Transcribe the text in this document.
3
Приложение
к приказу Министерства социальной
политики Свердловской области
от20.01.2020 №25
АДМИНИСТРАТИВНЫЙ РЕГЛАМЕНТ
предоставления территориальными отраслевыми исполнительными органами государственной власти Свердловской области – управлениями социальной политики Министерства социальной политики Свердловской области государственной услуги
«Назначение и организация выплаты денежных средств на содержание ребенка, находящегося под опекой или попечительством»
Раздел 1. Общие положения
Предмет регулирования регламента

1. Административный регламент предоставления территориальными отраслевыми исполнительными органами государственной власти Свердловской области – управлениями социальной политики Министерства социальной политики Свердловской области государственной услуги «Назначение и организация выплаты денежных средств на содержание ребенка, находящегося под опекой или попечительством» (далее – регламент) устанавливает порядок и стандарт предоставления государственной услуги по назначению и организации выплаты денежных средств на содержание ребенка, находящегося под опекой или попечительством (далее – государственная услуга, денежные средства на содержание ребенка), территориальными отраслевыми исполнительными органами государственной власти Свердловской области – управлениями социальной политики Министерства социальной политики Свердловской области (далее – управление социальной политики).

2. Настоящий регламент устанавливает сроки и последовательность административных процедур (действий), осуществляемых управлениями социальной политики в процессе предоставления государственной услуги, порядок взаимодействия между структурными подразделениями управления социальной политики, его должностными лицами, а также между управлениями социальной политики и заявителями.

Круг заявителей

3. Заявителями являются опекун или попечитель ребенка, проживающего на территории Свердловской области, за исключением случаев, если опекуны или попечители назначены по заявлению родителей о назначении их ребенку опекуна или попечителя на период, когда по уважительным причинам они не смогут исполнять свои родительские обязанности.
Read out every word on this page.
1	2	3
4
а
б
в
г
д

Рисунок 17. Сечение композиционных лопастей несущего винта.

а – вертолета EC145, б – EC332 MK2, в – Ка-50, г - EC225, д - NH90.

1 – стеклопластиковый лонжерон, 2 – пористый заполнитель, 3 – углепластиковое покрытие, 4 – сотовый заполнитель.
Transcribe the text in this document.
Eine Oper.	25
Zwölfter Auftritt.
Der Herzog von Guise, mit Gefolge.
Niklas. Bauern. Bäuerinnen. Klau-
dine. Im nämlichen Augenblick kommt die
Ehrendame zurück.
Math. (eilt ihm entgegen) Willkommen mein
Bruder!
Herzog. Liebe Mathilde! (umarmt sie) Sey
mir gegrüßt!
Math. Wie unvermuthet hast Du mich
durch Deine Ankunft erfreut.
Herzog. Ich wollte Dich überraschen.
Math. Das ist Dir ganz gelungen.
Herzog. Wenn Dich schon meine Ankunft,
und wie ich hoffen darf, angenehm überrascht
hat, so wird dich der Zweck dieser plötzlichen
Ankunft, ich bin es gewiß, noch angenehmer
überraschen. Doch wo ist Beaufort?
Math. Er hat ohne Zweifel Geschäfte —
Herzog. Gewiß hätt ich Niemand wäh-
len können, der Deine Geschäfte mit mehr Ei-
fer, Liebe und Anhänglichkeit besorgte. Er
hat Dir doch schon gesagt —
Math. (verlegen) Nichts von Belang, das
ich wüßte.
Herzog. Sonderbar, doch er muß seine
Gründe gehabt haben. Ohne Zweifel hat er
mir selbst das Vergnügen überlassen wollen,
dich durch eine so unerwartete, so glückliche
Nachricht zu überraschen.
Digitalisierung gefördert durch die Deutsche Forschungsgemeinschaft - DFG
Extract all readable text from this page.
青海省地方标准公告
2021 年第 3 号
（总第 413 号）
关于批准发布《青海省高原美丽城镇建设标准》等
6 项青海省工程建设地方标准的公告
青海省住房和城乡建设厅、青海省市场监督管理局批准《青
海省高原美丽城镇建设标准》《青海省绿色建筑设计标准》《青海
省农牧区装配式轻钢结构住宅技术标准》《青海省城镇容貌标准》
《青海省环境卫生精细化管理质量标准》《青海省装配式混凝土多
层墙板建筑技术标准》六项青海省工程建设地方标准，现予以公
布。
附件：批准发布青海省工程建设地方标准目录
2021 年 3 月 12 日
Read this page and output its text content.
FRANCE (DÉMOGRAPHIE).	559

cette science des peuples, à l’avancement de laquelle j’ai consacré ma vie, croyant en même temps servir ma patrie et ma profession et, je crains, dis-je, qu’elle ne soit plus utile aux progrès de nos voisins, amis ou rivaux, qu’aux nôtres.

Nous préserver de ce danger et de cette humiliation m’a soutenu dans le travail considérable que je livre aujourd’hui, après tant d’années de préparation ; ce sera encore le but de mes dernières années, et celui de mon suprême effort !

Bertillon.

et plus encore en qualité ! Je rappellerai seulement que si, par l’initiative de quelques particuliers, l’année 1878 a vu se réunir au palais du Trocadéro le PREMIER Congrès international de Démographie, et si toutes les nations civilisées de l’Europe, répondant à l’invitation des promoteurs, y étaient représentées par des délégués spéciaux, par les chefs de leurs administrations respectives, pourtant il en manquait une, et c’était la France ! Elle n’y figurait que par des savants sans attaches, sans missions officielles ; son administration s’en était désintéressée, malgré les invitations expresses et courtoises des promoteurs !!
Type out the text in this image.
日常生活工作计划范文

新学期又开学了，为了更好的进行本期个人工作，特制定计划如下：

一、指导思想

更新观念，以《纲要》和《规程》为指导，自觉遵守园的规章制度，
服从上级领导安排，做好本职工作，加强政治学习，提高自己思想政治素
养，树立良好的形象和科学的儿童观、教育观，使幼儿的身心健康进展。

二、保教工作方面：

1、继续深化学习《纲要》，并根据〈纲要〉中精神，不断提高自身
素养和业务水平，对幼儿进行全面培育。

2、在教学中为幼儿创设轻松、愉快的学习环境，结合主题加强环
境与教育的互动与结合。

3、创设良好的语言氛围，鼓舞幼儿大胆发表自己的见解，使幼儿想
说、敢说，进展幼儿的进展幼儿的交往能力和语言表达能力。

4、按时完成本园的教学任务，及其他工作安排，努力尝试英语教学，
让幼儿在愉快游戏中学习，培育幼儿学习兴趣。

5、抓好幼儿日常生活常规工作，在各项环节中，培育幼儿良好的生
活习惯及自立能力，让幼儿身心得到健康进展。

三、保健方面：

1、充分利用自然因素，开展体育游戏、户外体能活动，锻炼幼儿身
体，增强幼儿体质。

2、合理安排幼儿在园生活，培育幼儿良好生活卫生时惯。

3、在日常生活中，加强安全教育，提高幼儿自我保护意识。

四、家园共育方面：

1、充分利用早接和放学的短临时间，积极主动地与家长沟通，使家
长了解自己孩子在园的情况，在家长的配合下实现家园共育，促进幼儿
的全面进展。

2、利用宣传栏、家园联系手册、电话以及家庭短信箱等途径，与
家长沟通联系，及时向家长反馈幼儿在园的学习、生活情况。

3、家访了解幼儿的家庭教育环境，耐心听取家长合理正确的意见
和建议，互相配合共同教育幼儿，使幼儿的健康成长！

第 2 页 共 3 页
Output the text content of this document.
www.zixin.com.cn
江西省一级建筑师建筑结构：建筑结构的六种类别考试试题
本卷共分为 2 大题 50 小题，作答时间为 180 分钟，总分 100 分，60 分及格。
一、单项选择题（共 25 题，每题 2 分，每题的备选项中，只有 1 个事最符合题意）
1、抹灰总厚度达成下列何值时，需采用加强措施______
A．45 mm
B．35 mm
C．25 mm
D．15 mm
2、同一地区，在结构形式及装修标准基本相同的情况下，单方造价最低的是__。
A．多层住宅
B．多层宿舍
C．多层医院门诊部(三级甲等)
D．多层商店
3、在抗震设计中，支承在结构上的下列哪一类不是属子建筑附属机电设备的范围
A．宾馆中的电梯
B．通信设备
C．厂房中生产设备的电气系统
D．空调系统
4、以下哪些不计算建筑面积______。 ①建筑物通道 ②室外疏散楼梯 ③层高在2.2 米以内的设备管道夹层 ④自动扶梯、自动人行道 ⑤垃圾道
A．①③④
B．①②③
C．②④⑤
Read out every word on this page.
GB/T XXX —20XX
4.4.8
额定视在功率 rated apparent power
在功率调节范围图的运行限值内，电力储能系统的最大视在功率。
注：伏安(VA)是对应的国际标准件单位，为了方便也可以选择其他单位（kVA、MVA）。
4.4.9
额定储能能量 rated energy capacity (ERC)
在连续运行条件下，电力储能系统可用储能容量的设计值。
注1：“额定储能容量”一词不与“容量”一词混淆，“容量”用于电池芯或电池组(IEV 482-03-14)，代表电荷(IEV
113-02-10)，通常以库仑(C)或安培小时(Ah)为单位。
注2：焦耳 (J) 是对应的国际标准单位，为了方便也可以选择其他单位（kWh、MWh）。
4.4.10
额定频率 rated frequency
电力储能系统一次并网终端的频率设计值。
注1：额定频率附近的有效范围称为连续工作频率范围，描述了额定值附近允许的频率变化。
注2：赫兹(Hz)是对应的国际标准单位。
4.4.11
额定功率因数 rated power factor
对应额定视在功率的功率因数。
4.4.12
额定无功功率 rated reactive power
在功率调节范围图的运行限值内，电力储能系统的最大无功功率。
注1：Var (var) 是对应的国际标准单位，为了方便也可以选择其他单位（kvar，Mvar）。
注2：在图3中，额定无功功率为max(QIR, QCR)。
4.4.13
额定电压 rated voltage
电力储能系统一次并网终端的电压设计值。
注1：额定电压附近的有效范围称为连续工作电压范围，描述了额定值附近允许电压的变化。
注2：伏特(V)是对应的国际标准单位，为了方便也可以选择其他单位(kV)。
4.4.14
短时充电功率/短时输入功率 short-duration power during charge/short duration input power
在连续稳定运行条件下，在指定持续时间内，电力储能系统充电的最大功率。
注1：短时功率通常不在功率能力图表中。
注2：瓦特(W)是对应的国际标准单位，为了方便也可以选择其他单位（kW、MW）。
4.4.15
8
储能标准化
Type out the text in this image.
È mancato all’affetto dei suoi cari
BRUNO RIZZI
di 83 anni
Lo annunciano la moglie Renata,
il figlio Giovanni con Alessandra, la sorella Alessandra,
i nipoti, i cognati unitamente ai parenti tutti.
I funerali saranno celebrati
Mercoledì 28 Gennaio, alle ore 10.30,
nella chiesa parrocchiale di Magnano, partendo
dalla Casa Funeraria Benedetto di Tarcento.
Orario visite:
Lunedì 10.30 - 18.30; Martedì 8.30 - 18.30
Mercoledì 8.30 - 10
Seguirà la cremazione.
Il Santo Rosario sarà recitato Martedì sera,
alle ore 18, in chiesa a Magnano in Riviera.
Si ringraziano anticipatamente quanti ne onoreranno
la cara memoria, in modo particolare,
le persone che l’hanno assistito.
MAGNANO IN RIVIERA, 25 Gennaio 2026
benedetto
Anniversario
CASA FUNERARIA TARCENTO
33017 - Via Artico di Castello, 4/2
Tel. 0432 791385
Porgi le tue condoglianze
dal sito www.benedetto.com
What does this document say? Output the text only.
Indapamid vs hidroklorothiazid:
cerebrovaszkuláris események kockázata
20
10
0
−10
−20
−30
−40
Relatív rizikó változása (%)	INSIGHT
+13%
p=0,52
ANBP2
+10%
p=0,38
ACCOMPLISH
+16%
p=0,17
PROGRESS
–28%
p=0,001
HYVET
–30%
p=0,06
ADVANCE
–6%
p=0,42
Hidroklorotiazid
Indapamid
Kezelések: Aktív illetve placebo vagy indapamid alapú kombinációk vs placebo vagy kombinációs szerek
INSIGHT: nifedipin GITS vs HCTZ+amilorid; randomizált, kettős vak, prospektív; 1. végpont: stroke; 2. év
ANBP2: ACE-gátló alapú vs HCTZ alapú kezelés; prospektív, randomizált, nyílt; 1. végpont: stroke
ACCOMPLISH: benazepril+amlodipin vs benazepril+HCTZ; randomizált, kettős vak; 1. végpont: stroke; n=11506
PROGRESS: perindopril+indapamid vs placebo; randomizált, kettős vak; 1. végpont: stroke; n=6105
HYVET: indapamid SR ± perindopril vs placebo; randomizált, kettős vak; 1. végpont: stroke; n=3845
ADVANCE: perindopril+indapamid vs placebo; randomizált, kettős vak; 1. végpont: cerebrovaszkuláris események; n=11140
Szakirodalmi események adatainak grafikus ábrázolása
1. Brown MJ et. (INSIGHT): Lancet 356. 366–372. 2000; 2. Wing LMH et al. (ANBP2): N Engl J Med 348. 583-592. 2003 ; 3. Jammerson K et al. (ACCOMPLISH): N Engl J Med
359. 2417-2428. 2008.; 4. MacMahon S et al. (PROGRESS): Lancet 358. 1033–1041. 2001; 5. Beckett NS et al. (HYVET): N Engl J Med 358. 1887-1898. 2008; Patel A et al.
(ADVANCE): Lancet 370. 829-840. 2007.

■ Your objective
Extract all lines from the material above that include the word "stroke".

■ Exercise result
INSIGHT: nifedipin GITS vs HCTZ+amilorid; randomizált, kettős vak, prospektív; 1. végpont: stroke; 2. év
ANBP2: ACE-gátló alapú vs HCTZ alapú kezelés; prospektív, randomizált, nyílt; 1. végpont: stroke
ACCOMPLISH: benazepril+amlodipin vs benazepril+HCTZ; randomizált, kettős vak; 1. végpont: stroke; n=11506
PROGRESS: perindopril+indapamid vs placebo; randomizált, kettős vak; 1. végpont: stroke; n=6105
HYVET: indapamid SR ± perindopril vs placebo; randomizált, kettős vak; 1. végpont: stroke; n=3845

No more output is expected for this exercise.